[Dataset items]
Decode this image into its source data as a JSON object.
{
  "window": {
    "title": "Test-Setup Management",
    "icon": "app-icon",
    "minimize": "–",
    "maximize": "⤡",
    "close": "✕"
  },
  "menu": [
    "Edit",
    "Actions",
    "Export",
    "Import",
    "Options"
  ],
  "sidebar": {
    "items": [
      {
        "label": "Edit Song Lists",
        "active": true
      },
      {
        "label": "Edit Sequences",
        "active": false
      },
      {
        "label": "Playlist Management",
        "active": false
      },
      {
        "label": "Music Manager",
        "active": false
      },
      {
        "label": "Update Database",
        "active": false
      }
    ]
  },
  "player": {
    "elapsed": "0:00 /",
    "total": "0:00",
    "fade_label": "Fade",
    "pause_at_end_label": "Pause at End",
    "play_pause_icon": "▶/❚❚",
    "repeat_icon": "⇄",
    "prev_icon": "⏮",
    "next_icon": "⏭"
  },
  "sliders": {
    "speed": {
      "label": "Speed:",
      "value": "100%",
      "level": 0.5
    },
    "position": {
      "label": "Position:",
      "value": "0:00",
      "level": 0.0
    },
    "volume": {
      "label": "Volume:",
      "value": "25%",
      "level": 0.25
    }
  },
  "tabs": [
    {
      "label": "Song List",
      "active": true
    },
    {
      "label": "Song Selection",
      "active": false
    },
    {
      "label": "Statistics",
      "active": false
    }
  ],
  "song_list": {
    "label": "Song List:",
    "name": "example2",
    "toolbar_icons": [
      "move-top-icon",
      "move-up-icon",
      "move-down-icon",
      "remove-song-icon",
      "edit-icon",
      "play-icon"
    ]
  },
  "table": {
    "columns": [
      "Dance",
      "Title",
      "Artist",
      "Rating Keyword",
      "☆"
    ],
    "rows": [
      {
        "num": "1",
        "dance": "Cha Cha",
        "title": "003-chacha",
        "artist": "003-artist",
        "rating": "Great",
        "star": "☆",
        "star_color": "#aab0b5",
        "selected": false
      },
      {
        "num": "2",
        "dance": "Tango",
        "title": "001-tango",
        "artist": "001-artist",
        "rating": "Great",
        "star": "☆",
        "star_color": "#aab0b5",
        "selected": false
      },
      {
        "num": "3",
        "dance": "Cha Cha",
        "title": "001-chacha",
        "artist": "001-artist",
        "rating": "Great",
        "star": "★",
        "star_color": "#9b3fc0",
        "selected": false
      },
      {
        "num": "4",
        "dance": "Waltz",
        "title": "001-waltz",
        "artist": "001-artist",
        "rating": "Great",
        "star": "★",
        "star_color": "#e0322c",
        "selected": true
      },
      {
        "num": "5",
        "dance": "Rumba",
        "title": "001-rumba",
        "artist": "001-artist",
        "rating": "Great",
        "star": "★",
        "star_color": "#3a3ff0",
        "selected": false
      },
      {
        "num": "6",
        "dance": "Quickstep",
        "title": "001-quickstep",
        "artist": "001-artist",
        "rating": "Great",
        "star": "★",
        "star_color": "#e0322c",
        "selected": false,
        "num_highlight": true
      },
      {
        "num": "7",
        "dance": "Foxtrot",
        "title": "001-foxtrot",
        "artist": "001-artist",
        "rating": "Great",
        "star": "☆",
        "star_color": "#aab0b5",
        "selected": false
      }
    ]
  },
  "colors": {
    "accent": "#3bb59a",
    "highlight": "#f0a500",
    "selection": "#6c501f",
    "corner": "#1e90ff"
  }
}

---

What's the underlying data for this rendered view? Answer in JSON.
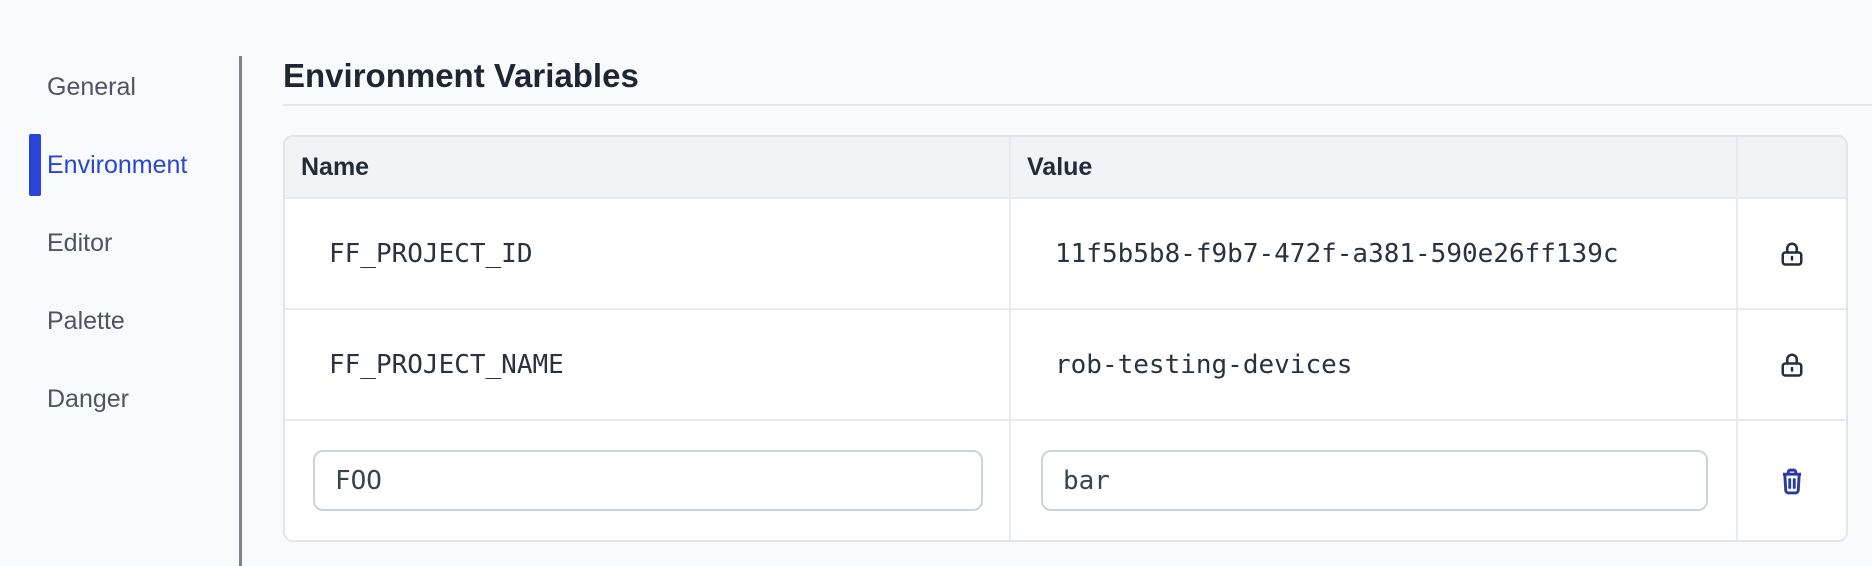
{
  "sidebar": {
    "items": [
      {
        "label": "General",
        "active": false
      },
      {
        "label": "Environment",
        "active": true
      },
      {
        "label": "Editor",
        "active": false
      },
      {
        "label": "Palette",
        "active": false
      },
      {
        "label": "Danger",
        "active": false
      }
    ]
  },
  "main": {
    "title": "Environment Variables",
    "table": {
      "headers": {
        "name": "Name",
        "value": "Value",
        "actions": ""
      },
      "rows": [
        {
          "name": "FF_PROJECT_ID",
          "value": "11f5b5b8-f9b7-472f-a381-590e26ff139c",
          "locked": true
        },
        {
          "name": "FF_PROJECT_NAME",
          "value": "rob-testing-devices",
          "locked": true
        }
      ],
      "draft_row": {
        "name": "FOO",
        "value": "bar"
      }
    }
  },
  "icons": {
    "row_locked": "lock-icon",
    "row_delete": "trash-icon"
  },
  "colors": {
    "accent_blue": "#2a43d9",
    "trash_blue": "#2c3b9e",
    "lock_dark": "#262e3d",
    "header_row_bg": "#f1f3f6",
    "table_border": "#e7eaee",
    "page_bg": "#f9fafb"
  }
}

### INSTRUCTION
Read the lines above. Gather those in which the string "Environment" is found.

### REPLY
        "label": "Environment",
    "title": "Environment Variables",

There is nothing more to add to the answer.